+++ INFORMATION GIVEN +++
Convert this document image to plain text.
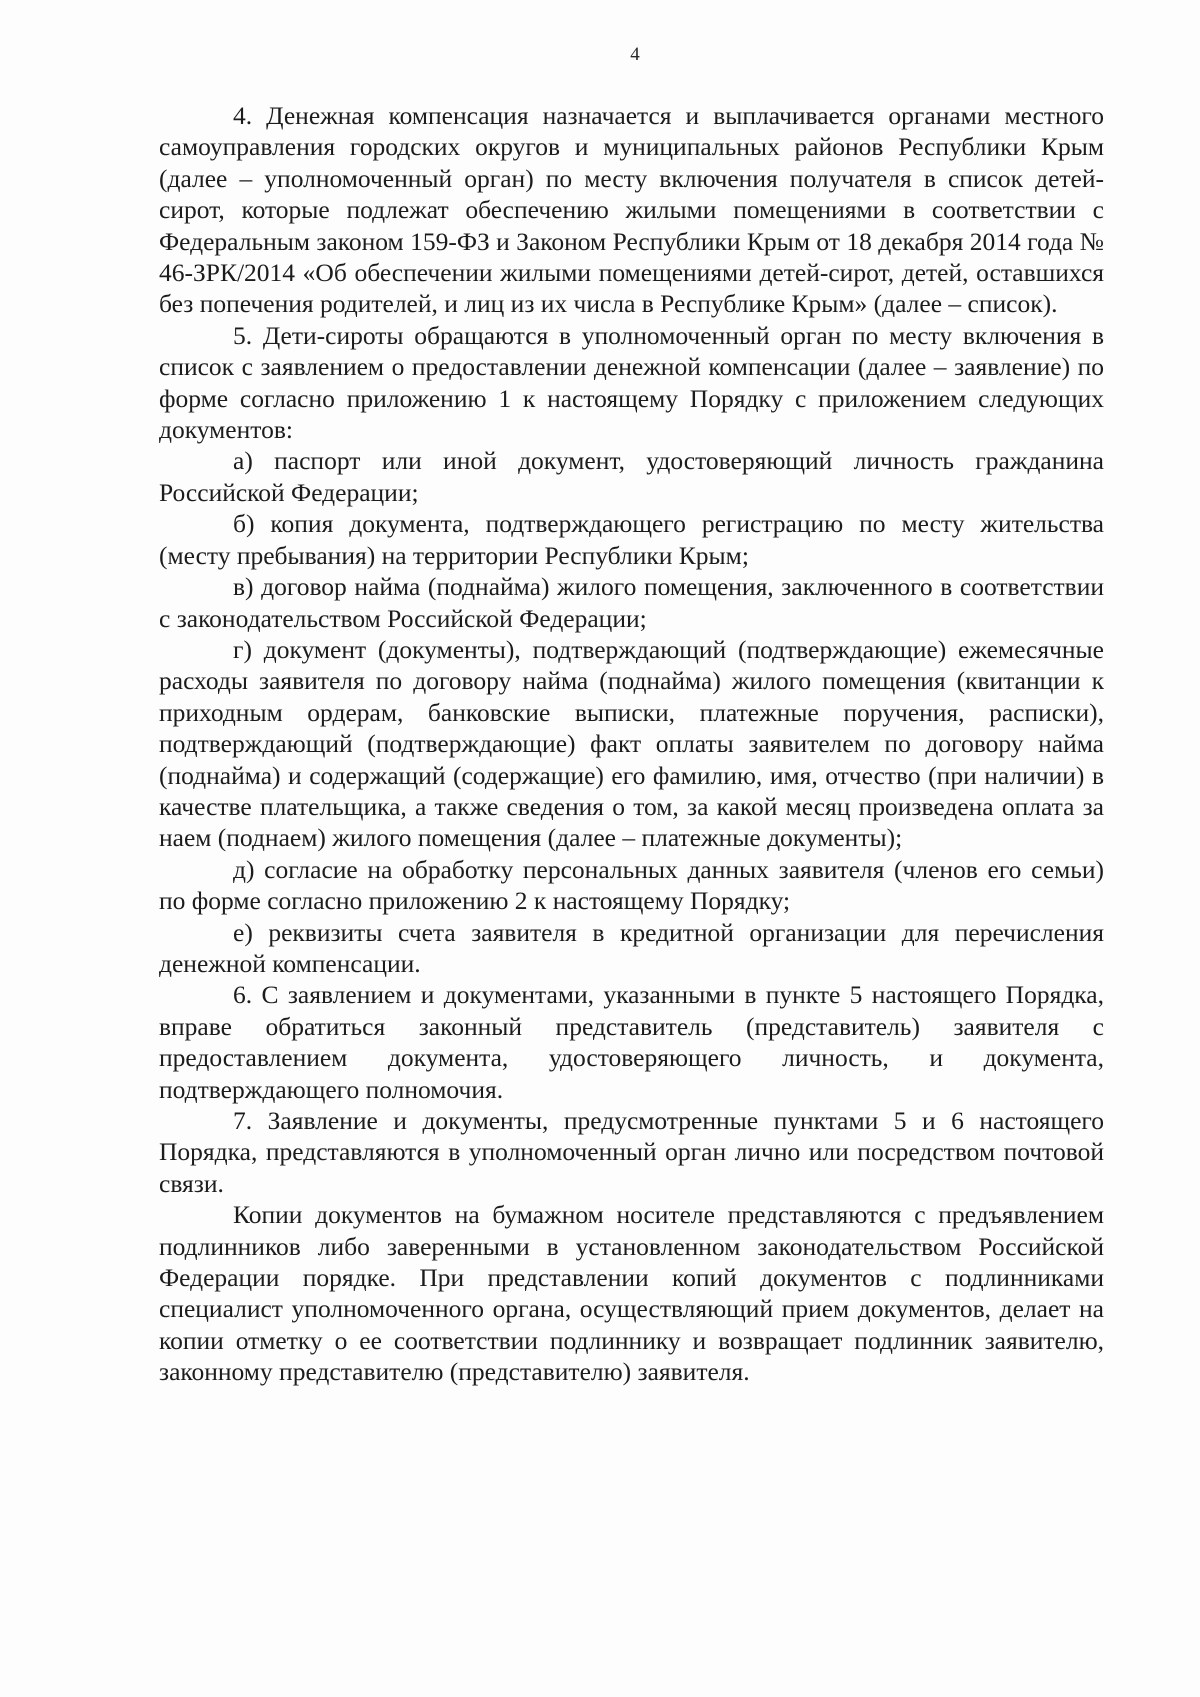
4

4. Денежная компенсация назначается и выплачивается органами местного самоуправления городских округов и муниципальных районов Республики Крым (далее – уполномоченный орган) по месту включения получателя в список детей-сирот, которые подлежат обеспечению жилыми помещениями в соответствии с Федеральным законом 159-ФЗ и Законом Республики Крым от 18 декабря 2014 года № 46-ЗРК/2014 «Об обеспечении жилыми помещениями детей-сирот, детей, оставшихся без попечения родителей, и лиц из их числа в Республике Крым» (далее – список).

5. Дети-сироты обращаются в уполномоченный орган по месту включения в список с заявлением о предоставлении денежной компенсации (далее – заявление) по форме согласно приложению 1 к настоящему Порядку с приложением следующих документов:

а) паспорт или иной документ, удостоверяющий личность гражданина Российской Федерации;

б) копия документа, подтверждающего регистрацию по месту жительства (месту пребывания) на территории Республики Крым;

в) договор найма (поднайма) жилого помещения, заключенного в соответствии с законодательством Российской Федерации;

г) документ (документы), подтверждающий (подтверждающие) ежемесячные расходы заявителя по договору найма (поднайма) жилого помещения (квитанции к приходным ордерам, банковские выписки, платежные поручения, расписки), подтверждающий (подтверждающие) факт оплаты заявителем по договору найма (поднайма) и содержащий (содержащие) его фамилию, имя, отчество (при наличии) в качестве плательщика, а также сведения о том, за какой месяц произведена оплата за наем (поднаем) жилого помещения (далее – платежные документы);

д) согласие на обработку персональных данных заявителя (членов его семьи) по форме согласно приложению 2 к настоящему Порядку;

е) реквизиты счета заявителя в кредитной организации для перечисления денежной компенсации.

6. С заявлением и документами, указанными в пункте 5 настоящего Порядка, вправе обратиться законный представитель (представитель) заявителя с предоставлением документа, удостоверяющего личность, и документа, подтверждающего полномочия.

7. Заявление и документы, предусмотренные пунктами 5 и 6 настоящего Порядка, представляются в уполномоченный орган лично или посредством почтовой связи.

Копии документов на бумажном носителе представляются с предъявлением подлинников либо заверенными в установленном законодательством Российской Федерации порядке. При представлении копий документов с подлинниками специалист уполномоченного органа, осуществляющий прием документов, делает на копии отметку о ее соответствии подлиннику и возвращает подлинник заявителю, законному представителю (представителю) заявителя.
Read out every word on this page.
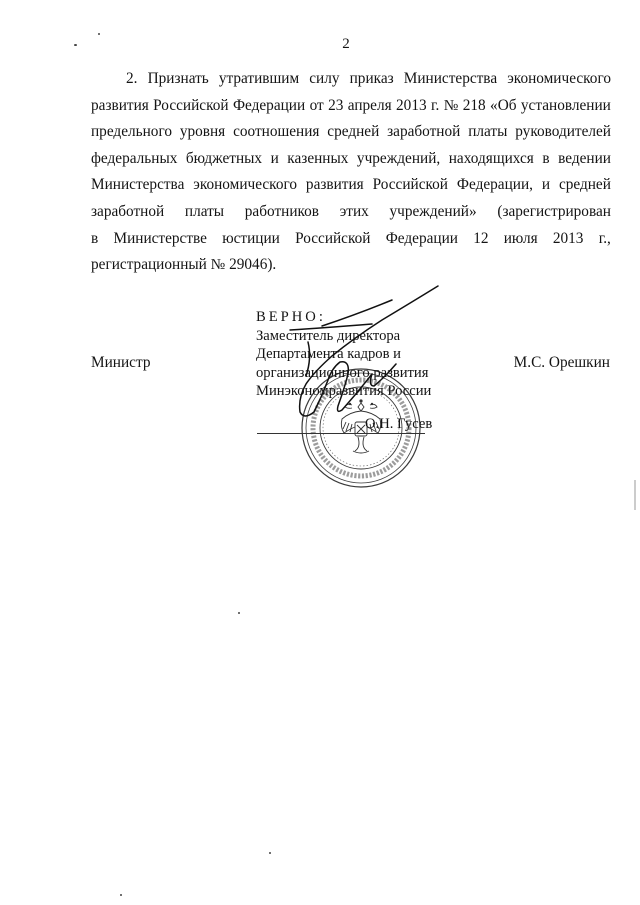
2
2. Признать утратившим силу приказ Министерства экономического
развития Российской Федерации от 23 апреля 2013 г. № 218 «Об установлении
предельного уровня соотношения средней заработной платы руководителей
федеральных бюджетных и казенных учреждений, находящихся в ведении
Министерства экономического развития Российской Федерации, и средней
заработной платы работников этих учреждений» (зарегистрирован
в Министерстве юстиции Российской Федерации 12 июля 2013 г.,
регистрационный № 29046).
Министр	М.С. Орешкин
ВЕРНО:
Заместитель директора
Департамента кадров и
организационного развития
Минэкономразвития России
О.Н. Гусев
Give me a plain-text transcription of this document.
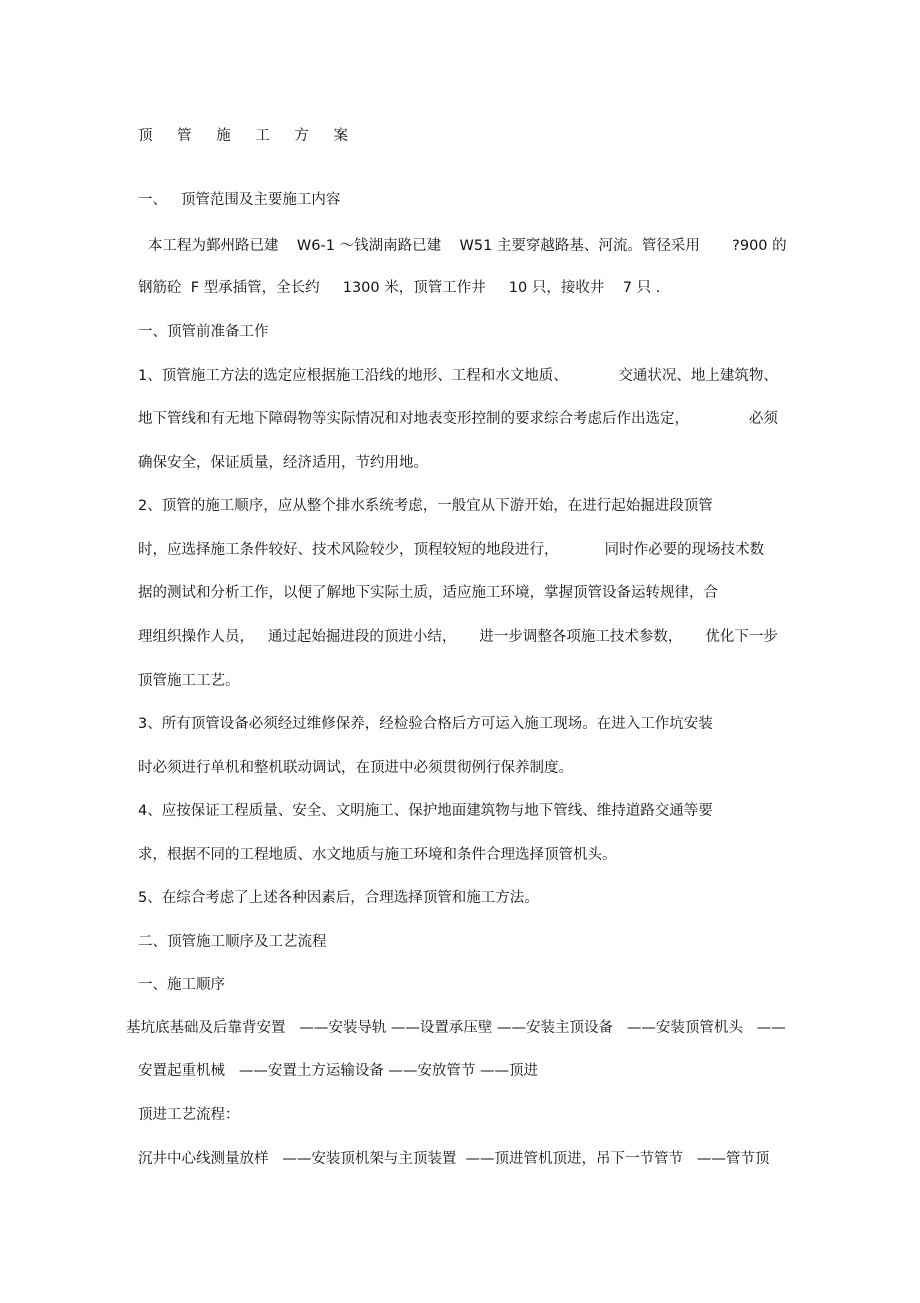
顶 管 施 工 方 案
一、   顶管范围及主要施工内容
本工程为鄞州路已建    W6-1 ～钱湖南路已建    W51 主要穿越路基、河流。管径采用       ?900 的
钢筋砼  F 型承插管，全长约     1300 米，顶管工作井     10 只，接收井    7 只 .
一、顶管前准备工作
1、顶管施工方法的选定应根据施工沿线的地形、工程和水文地质、           交通状况、地上建筑物、
地下管线和有无地下障碍物等实际情况和对地表变形控制的要求综合考虑后作出选定，             必须
确保安全，保证质量，经济适用，节约用地。
2、顶管的施工顺序，应从整个排水系统考虑，一般宜从下游开始，在进行起始掘进段顶管
时，应选择施工条件较好、技术风险较少，顶程较短的地段进行，          同时作必要的现场技术数
据的测试和分析工作，以便了解地下实际土质，适应施工环境，掌握顶管设备运转规律，合
理组织操作人员，   通过起始掘进段的顶进小结，     进一步调整各项施工技术参数，     优化下一步
顶管施工工艺。
3、所有顶管设备必须经过维修保养，经检验合格后方可运入施工现场。在进入工作坑安装
时必须进行单机和整机联动调试，在顶进中必须贯彻例行保养制度。
4、应按保证工程质量、安全、文明施工、保护地面建筑物与地下管线、维持道路交通等要
求，根据不同的工程地质、水文地质与施工环境和条件合理选择顶管机头。
5、在综合考虑了上述各种因素后，合理选择顶管和施工方法。
二、顶管施工顺序及工艺流程
一、施工顺序
基坑底基础及后靠背安置   ——安装导轨 ——设置承压壁 ——安装主顶设备   ——安装顶管机头   ——
安置起重机械   ——安置土方运输设备 ——安放管节 ——顶进
顶进工艺流程：
沉井中心线测量放样   ——安装顶机架与主顶装置  ——顶进管机顶进，吊下一节管节   ——管节顶
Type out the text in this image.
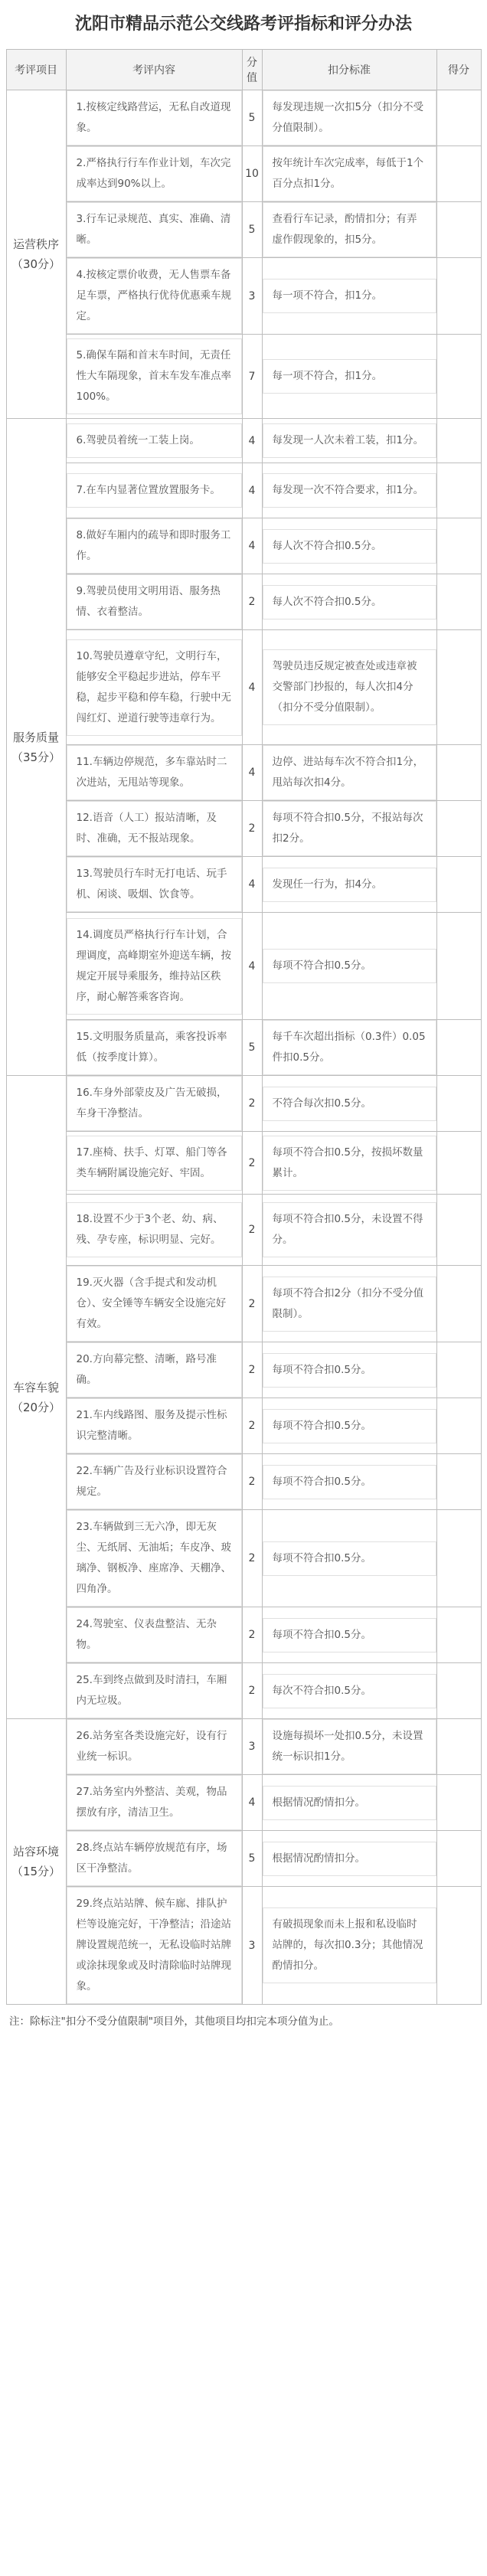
沈阳市精品示范公交线路考评指标和评分办法
考评项目	考评内容	分值	扣分标准	得分

运营秩序
（30分）	1.按核定线路营运，无私自改道现象。	5	每发现违规一次扣5分（扣分不受分值限制）。	

	2.严格执行行车作业计划，车次完成率达到90%以上。	10	按年统计车次完成率，每低于1个百分点扣1分。	

	3.行车记录规范、真实、准确、清晰。	5	查看行车记录，酌情扣分；有弄虚作假现象的，扣5分。	

	4.按核定票价收费，无人售票车备足车票，严格执行优待优惠乘车规定。	3	每一项不符合，扣1分。	

	5.确保车隔和首末车时间，无责任性大车隔现象，首末车发车准点率100%。	7	每一项不符合，扣1分。	

服务质量
（35分）	6.驾驶员着统一工装上岗。	4	每发现一人次未着工装，扣1分。	

	7.在车内显著位置放置服务卡。	4	每发现一次不符合要求，扣1分。	

	8.做好车厢内的疏导和即时服务工作。	4	每人次不符合扣0.5分。	

	9.驾驶员使用文明用语、服务热情、衣着整洁。	2	每人次不符合扣0.5分。	

	10.驾驶员遵章守纪，文明行车，能够安全平稳起步进站，停车平稳，起步平稳和停车稳，行驶中无闯红灯、逆道行驶等违章行为。	4	驾驶员违反规定被查处或违章被交警部门抄报的，每人次扣4分（扣分不受分值限制）。	

	11.车辆边停规范，多车靠站时二次进站，无甩站等现象。	4	边停、进站每车次不符合扣1分，甩站每次扣4分。	

	12.语音（人工）报站清晰，及时、准确，无不报站现象。	2	每项不符合扣0.5分，不报站每次扣2分。	

	13.驾驶员行车时无打电话、玩手机、闲谈、吸烟、饮食等。	4	发现任一行为，扣4分。	

	14.调度员严格执行行车计划，合理调度，高峰期室外迎送车辆，按规定开展导乘服务，维持站区秩序，耐心解答乘客咨询。	4	每项不符合扣0.5分。	

	15.文明服务质量高，乘客投诉率低（按季度计算）。	5	每千车次超出指标（0.3件）0.05件扣0.5分。	

车容车貌
（20分）	16.车身外部蒙皮及广告无破损，车身干净整洁。	2	不符合每次扣0.5分。	

	17.座椅、扶手、灯罩、船门等各类车辆附属设施完好、牢固。	2	每项不符合扣0.5分，按损坏数量累计。	

	18.设置不少于3个老、幼、病、残、孕专座，标识明显、完好。	2	每项不符合扣0.5分，未设置不得分。	

	19.灭火器（含手提式和发动机仓）、安全锤等车辆安全设施完好有效。	2	每项不符合扣2分（扣分不受分值限制）。	

	20.方向幕完整、清晰，路号准确。	2	每项不符合扣0.5分。	

	21.车内线路图、服务及提示性标识完整清晰。	2	每项不符合扣0.5分。	

	22.车辆广告及行业标识设置符合规定。	2	每项不符合扣0.5分。	

	23.车辆做到三无六净，即无灰尘、无纸屑、无油垢；车皮净、玻璃净、钢板净、座席净、天棚净、四角净。	2	每项不符合扣0.5分。	

	24.驾驶室、仪表盘整洁、无杂物。	2	每项不符合扣0.5分。	

	25.车到终点做到及时清扫，车厢内无垃圾。	2	每次不符合扣0.5分。	

站容环境
（15分）	26.站务室各类设施完好，设有行业统一标识。	3	设施每损坏一处扣0.5分，未设置统一标识扣1分。	

	27.站务室内外整洁、美观，物品摆放有序，清洁卫生。	4	根据情况酌情扣分。	

	28.终点站车辆停放规范有序，场区干净整洁。	5	根据情况酌情扣分。	

	29.终点站站牌、候车廊、排队护栏等设施完好，干净整洁；沿途站牌设置规范统一，无私设临时站牌或涂抹现象或及时清除临时站牌现象。	3	有破损现象而未上报和私设临时站牌的，每次扣0.3分；其他情况酌情扣分。	

注：除标注"扣分不受分值限制"项目外，其他项目均扣完本项分值为止。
+++
● THE EXERCISE:
Search the entries for the word "документа", then list each line that holds it.

● EXERCISE ANSWER:
б) копия документа, подтверждающего регистрацию по месту жительства (месту пребывания) на территории Республики Крым;
6. С заявлением и документами, указанными в пункте 5 настоящего Порядка, вправе обратиться законный представитель (представитель) заявителя с предоставлением документа, удостоверяющего личность, и документа, подтверждающего полномочия.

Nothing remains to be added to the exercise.